==== Dataset extract ====
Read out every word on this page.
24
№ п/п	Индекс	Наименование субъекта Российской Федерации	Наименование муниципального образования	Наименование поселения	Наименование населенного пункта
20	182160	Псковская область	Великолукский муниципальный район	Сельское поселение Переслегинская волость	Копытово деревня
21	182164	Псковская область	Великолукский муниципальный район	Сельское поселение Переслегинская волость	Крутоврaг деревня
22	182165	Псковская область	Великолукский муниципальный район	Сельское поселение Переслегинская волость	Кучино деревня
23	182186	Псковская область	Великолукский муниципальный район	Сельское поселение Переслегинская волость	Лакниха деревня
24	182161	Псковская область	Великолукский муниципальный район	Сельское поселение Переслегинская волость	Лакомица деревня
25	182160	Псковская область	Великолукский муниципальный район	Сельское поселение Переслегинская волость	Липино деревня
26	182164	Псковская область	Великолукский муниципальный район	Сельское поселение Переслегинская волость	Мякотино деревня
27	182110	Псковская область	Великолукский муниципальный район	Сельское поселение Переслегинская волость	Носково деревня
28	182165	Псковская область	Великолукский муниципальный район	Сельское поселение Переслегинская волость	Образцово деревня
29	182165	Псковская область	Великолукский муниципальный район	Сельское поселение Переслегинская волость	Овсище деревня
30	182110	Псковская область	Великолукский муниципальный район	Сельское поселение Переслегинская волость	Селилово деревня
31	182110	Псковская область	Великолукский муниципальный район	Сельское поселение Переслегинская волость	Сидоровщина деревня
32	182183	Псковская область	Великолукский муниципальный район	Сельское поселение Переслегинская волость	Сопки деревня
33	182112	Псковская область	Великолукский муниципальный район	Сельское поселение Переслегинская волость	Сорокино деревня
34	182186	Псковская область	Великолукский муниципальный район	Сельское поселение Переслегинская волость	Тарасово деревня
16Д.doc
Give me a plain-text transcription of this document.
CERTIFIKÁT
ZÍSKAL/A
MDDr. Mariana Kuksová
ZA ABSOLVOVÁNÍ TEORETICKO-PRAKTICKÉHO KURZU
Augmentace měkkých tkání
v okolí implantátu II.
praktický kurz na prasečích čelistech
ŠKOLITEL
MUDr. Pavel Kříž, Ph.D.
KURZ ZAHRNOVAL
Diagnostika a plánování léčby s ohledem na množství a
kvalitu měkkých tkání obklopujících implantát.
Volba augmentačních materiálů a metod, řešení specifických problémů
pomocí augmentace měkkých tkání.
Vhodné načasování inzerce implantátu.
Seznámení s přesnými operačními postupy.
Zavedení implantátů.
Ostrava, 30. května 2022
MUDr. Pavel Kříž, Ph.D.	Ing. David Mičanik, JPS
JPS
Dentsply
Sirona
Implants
====
◆ Given instruction
Reproduce the material above, every line of it, exactly.

◆ Complete response
Read out every word on this page.
24
№ п/п	Индекс	Наименование субъекта Российской Федерации	Наименование муниципального образования	Наименование поселения	Наименование населенного пункта
20	182160	Псковская область	Великолукский муниципальный район	Сельское поселение Переслегинская волость	Копытово деревня
21	182164	Псковская область	Великолукский муниципальный район	Сельское поселение Переслегинская волость	Крутоврaг деревня
22	182165	Псковская область	Великолукский муниципальный район	Сельское поселение Переслегинская волость	Кучино деревня
23	182186	Псковская область	Великолукский муниципальный район	Сельское поселение Переслегинская волость	Лакниха деревня
24	182161	Псковская область	Великолукский муниципальный район	Сельское поселение Переслегинская волость	Лакомица деревня
25	182160	Псковская область	Великолукский муниципальный район	Сельское поселение Переслегинская волость	Липино деревня
26	182164	Псковская область	Великолукский муниципальный район	Сельское поселение Переслегинская волость	Мякотино деревня
27	182110	Псковская область	Великолукский муниципальный район	Сельское поселение Переслегинская волость	Носково деревня
28	182165	Псковская область	Великолукский муниципальный район	Сельское поселение Переслегинская волость	Образцово деревня
29	182165	Псковская область	Великолукский муниципальный район	Сельское поселение Переслегинская волость	Овсище деревня
30	182110	Псковская область	Великолукский муниципальный район	Сельское поселение Переслегинская волость	Селилово деревня
31	182110	Псковская область	Великолукский муниципальный район	Сельское поселение Переслегинская волость	Сидоровщина деревня
32	182183	Псковская область	Великолукский муниципальный район	Сельское поселение Переслегинская волость	Сопки деревня
33	182112	Псковская область	Великолукский муниципальный район	Сельское поселение Переслегинская волость	Сорокино деревня
34	182186	Псковская область	Великолукский муниципальный район	Сельское поселение Переслегинская волость	Тарасово деревня
16Д.doc
Give me a plain-text transcription of this document.
CERTIFIKÁT
ZÍSKAL/A
MDDr. Mariana Kuksová
ZA ABSOLVOVÁNÍ TEORETICKO-PRAKTICKÉHO KURZU
Augmentace měkkých tkání
v okolí implantátu II.
praktický kurz na prasečích čelistech
ŠKOLITEL
MUDr. Pavel Kříž, Ph.D.
KURZ ZAHRNOVAL
Diagnostika a plánování léčby s ohledem na množství a
kvalitu měkkých tkání obklopujících implantát.
Volba augmentačních materiálů a metod, řešení specifických problémů
pomocí augmentace měkkých tkání.
Vhodné načasování inzerce implantátu.
Seznámení s přesnými operačními postupy.
Zavedení implantátů.
Ostrava, 30. května 2022
MUDr. Pavel Kříž, Ph.D.	Ing. David Mičanik, JPS
JPS
Dentsply
Sirona
Implants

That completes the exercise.